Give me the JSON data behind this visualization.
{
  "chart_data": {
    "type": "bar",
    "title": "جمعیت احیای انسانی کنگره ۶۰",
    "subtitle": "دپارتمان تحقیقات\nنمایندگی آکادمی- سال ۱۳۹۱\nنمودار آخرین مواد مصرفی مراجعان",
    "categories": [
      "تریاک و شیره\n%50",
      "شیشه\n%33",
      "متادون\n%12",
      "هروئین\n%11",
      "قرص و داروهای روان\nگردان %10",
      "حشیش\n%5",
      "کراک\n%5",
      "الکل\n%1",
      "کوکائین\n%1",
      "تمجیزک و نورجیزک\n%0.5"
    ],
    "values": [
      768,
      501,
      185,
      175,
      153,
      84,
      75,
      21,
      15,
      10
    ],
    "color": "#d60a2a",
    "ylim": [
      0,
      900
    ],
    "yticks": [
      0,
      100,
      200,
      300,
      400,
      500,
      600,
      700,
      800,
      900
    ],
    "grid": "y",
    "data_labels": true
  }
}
* * * * * * *
▶ _AIM_
Each line must be given again exactly as written above.

▶ _EXERCISE ANSWER_
Give me the JSON data behind this visualization.
{
  "chart_data": {
    "type": "bar",
    "title": "جمعیت احیای انسانی کنگره ۶۰",
    "subtitle": "دپارتمان تحقیقات\nنمایندگی آکادمی- سال ۱۳۹۱\nنمودار آخرین مواد مصرفی مراجعان",
    "categories": [
      "تریاک و شیره\n%50",
      "شیشه\n%33",
      "متادون\n%12",
      "هروئین\n%11",
      "قرص و داروهای روان\nگردان %10",
      "حشیش\n%5",
      "کراک\n%5",
      "الکل\n%1",
      "کوکائین\n%1",
      "تمجیزک و نورجیزک\n%0.5"
    ],
    "values": [
      768,
      501,
      185,
      175,
      153,
      84,
      75,
      21,
      15,
      10
    ],
    "color": "#d60a2a",
    "ylim": [
      0,
      900
    ],
    "yticks": [
      0,
      100,
      200,
      300,
      400,
      500,
      600,
      700,
      800,
      900
    ],
    "grid": "y",
    "data_labels": true
  }
}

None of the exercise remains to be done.